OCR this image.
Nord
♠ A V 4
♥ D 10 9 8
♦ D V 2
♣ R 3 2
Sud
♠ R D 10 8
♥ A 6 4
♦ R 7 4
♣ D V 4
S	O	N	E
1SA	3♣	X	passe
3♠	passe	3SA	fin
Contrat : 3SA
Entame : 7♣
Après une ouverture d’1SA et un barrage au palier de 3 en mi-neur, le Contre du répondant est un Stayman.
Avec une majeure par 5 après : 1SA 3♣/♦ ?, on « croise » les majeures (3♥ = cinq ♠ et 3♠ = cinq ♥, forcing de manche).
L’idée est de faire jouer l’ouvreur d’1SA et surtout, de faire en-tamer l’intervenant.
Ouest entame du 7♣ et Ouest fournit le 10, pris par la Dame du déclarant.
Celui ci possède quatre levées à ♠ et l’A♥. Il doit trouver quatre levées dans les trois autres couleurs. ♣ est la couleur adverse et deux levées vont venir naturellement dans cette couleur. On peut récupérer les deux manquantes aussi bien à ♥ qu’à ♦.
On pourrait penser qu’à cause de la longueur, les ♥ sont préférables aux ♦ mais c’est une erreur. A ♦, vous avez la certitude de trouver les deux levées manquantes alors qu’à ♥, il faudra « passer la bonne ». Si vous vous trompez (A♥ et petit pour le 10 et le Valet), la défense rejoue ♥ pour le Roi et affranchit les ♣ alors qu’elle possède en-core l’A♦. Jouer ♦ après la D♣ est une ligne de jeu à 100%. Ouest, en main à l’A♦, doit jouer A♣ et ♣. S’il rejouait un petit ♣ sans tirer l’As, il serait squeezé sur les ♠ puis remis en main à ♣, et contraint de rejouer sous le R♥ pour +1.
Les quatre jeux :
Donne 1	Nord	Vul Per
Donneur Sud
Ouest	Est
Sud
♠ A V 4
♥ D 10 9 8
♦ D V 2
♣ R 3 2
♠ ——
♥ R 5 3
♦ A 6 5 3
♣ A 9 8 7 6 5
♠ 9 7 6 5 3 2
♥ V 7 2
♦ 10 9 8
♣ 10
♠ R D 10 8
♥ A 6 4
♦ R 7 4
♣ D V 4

## AIM OF THE EXERCISE
Return all of the entries word for word.

## FULL RESPONSE
OCR this image.
Nord
♠ A V 4
♥ D 10 9 8
♦ D V 2
♣ R 3 2
Sud
♠ R D 10 8
♥ A 6 4
♦ R 7 4
♣ D V 4
S	O	N	E
1SA	3♣	X	passe
3♠	passe	3SA	fin
Contrat : 3SA
Entame : 7♣
Après une ouverture d’1SA et un barrage au palier de 3 en mi-neur, le Contre du répondant est un Stayman.
Avec une majeure par 5 après : 1SA 3♣/♦ ?, on « croise » les majeures (3♥ = cinq ♠ et 3♠ = cinq ♥, forcing de manche).
L’idée est de faire jouer l’ouvreur d’1SA et surtout, de faire en-tamer l’intervenant.
Ouest entame du 7♣ et Ouest fournit le 10, pris par la Dame du déclarant.
Celui ci possède quatre levées à ♠ et l’A♥. Il doit trouver quatre levées dans les trois autres couleurs. ♣ est la couleur adverse et deux levées vont venir naturellement dans cette couleur. On peut récupérer les deux manquantes aussi bien à ♥ qu’à ♦.
On pourrait penser qu’à cause de la longueur, les ♥ sont préférables aux ♦ mais c’est une erreur. A ♦, vous avez la certitude de trouver les deux levées manquantes alors qu’à ♥, il faudra « passer la bonne ». Si vous vous trompez (A♥ et petit pour le 10 et le Valet), la défense rejoue ♥ pour le Roi et affranchit les ♣ alors qu’elle possède en-core l’A♦. Jouer ♦ après la D♣ est une ligne de jeu à 100%. Ouest, en main à l’A♦, doit jouer A♣ et ♣. S’il rejouait un petit ♣ sans tirer l’As, il serait squeezé sur les ♠ puis remis en main à ♣, et contraint de rejouer sous le R♥ pour +1.
Les quatre jeux :
Donne 1	Nord	Vul Per
Donneur Sud
Ouest	Est
Sud
♠ A V 4
♥ D 10 9 8
♦ D V 2
♣ R 3 2
♠ ——
♥ R 5 3
♦ A 6 5 3
♣ A 9 8 7 6 5
♠ 9 7 6 5 3 2
♥ V 7 2
♦ 10 9 8
♣ 10
♠ R D 10 8
♥ A 6 4
♦ R 7 4
♣ D V 4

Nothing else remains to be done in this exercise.